Task description » Will you extract the entries word for word? Images should not appear in the copy.

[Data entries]
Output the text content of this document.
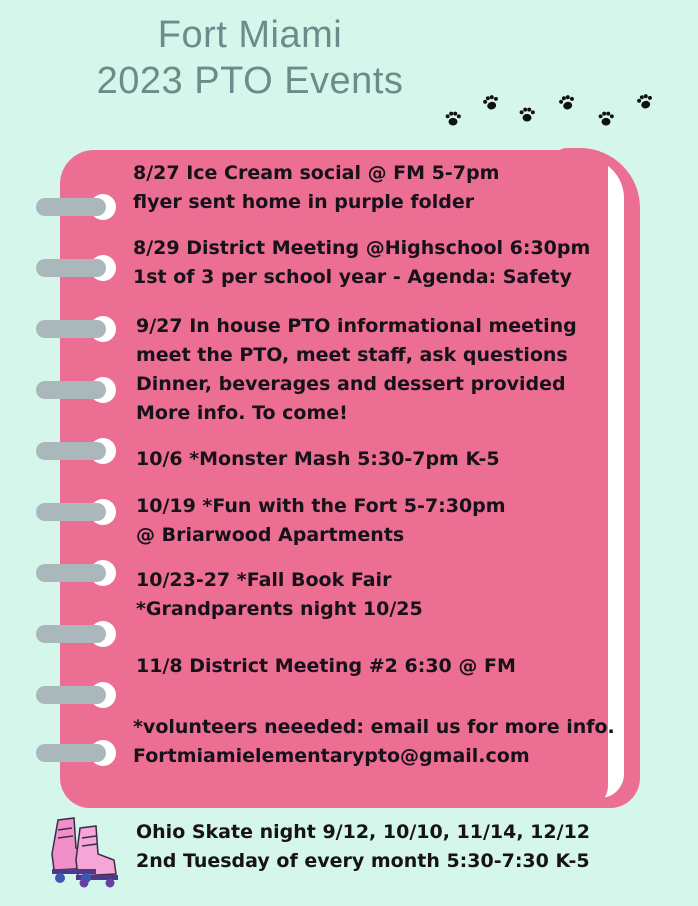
Fort Miami
2023 PTO Events
8/27 Ice Cream social @ FM 5-7pm
flyer sent home in purple folder
8/29 District Meeting @Highschool 6:30pm
1st of 3 per school year - Agenda: Safety
9/27 In house PTO informational meeting
meet the PTO, meet staff, ask questions
Dinner, beverages and dessert provided
More info. To come!
10/6 *Monster Mash 5:30-7pm K-5
10/19 *Fun with the Fort 5-7:30pm
@ Briarwood Apartments
10/23-27 *Fall Book Fair
*Grandparents night 10/25
11/8 District Meeting #2 6:30 @ FM
*volunteers neeeded: email us for more info.
Fortmiamielementarypto@gmail.com
Ohio Skate night 9/12, 10/10, 11/14, 12/12
2nd Tuesday of every month 5:30-7:30 K-5
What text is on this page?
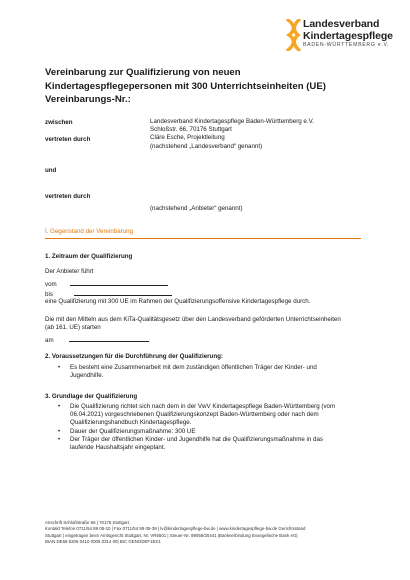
Landesverband
Kindertagespflege
BADEN-WÜRTTEMBERG e.V.
Vereinbarung zur Qualifizierung von neuen
Kindertagespflegepersonen mit 300 Unterrichtseinheiten (UE)
Vereinbarungs-Nr.:
zwischen	Landesverband Kindertagespflege Baden-Württemberg e.V.
Schloßstr. 66, 70176 Stuttgart
Cläre Esche, Projektleitung
(nachstehend „Landesverband“ genannt)
vertreten durch
und
vertreten durch
(nachstehend „Anbieter“ genannt)
I. Gegenstand der Vereinbarung
1. Zeitraum der Qualifizierung
Der Anbieter führt
vom
bis
eine Qualifizierung mit 300 UE im Rahmen der Qualifizierungsoffensive Kindertagespflege durch.
Die mit den Mitteln aus dem KiTa-Qualitätsgesetz über den Landesverband geförderten Unterrichtseinheiten
(ab 161. UE) starten
am
2. Voraussetzungen für die Durchführung der Qualifizierung:
• Es besteht eine Zusammenarbeit mit dem zuständigen öffentlichen Träger der Kinder- und
Jugendhilfe.
3. Grundlage der Qualifizierung
• Die Qualifizierung richtet sich nach dem in der VwV Kindertagespflege Baden-Württemberg (vom
06.04.2021) vorgeschriebenen Qualifizierungskonzept Baden-Württemberg oder nach dem
Qualifizierungshandbuch Kindertagespflege.
• Dauer der Qualifizierungsmaßnahme: 300 UE
• Der Träger der öffentlichen Kinder- und Jugendhilfe hat die Qualifizierungsmaßnahme in das
laufende Haushaltsjahr eingeplant.
Anschrift Schloßstraße 66 | 70176 Stuttgart
Kontakt Telefon 0711/54 89 05-10 | Fax 0711/54 89 05-39 | lv@kindertagespflege-bw.de | www.kindertagespflege-bw.de Gerichtsstand
Stuttgart | eingetragen beim Amtsgericht Stuttgart, Nr. VR6501 | Steuer-Nr. 99058/20441 |Bankverbindung Evangelische Bank eG|
IBAN DE59 5206 0410 0005 0314 00| BIC GENODEF1EK1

Solution for this problem »
Output the text content of this document.
Fort Miami
2023 PTO Events
8/27 Ice Cream social @ FM 5-7pm
flyer sent home in purple folder
8/29 District Meeting @Highschool 6:30pm
1st of 3 per school year - Agenda: Safety
9/27 In house PTO informational meeting
meet the PTO, meet staff, ask questions
Dinner, beverages and dessert provided
More info. To come!
10/6 *Monster Mash 5:30-7pm K-5
10/19 *Fun with the Fort 5-7:30pm
@ Briarwood Apartments
10/23-27 *Fall Book Fair
*Grandparents night 10/25
11/8 District Meeting #2 6:30 @ FM
*volunteers neeeded: email us for more info.
Fortmiamielementarypto@gmail.com
Ohio Skate night 9/12, 10/10, 11/14, 12/12
2nd Tuesday of every month 5:30-7:30 K-5
What text is on this page?
Landesverband
Kindertagespflege
BADEN-WÜRTTEMBERG e.V.
Vereinbarung zur Qualifizierung von neuen
Kindertagespflegepersonen mit 300 Unterrichtseinheiten (UE)
Vereinbarungs-Nr.:
zwischen	Landesverband Kindertagespflege Baden-Württemberg e.V.
Schloßstr. 66, 70176 Stuttgart
Cläre Esche, Projektleitung
(nachstehend „Landesverband“ genannt)
vertreten durch
und
vertreten durch
(nachstehend „Anbieter“ genannt)
I. Gegenstand der Vereinbarung
1. Zeitraum der Qualifizierung
Der Anbieter führt
vom
bis
eine Qualifizierung mit 300 UE im Rahmen der Qualifizierungsoffensive Kindertagespflege durch.
Die mit den Mitteln aus dem KiTa-Qualitätsgesetz über den Landesverband geförderten Unterrichtseinheiten
(ab 161. UE) starten
am
2. Voraussetzungen für die Durchführung der Qualifizierung:
• Es besteht eine Zusammenarbeit mit dem zuständigen öffentlichen Träger der Kinder- und
Jugendhilfe.
3. Grundlage der Qualifizierung
• Die Qualifizierung richtet sich nach dem in der VwV Kindertagespflege Baden-Württemberg (vom
06.04.2021) vorgeschriebenen Qualifizierungskonzept Baden-Württemberg oder nach dem
Qualifizierungshandbuch Kindertagespflege.
• Dauer der Qualifizierungsmaßnahme: 300 UE
• Der Träger der öffentlichen Kinder- und Jugendhilfe hat die Qualifizierungsmaßnahme in das
laufende Haushaltsjahr eingeplant.
Anschrift Schloßstraße 66 | 70176 Stuttgart
Kontakt Telefon 0711/54 89 05-10 | Fax 0711/54 89 05-39 | lv@kindertagespflege-bw.de | www.kindertagespflege-bw.de Gerichtsstand
Stuttgart | eingetragen beim Amtsgericht Stuttgart, Nr. VR6501 | Steuer-Nr. 99058/20441 |Bankverbindung Evangelische Bank eG|
IBAN DE59 5206 0410 0005 0314 00| BIC GENODEF1EK1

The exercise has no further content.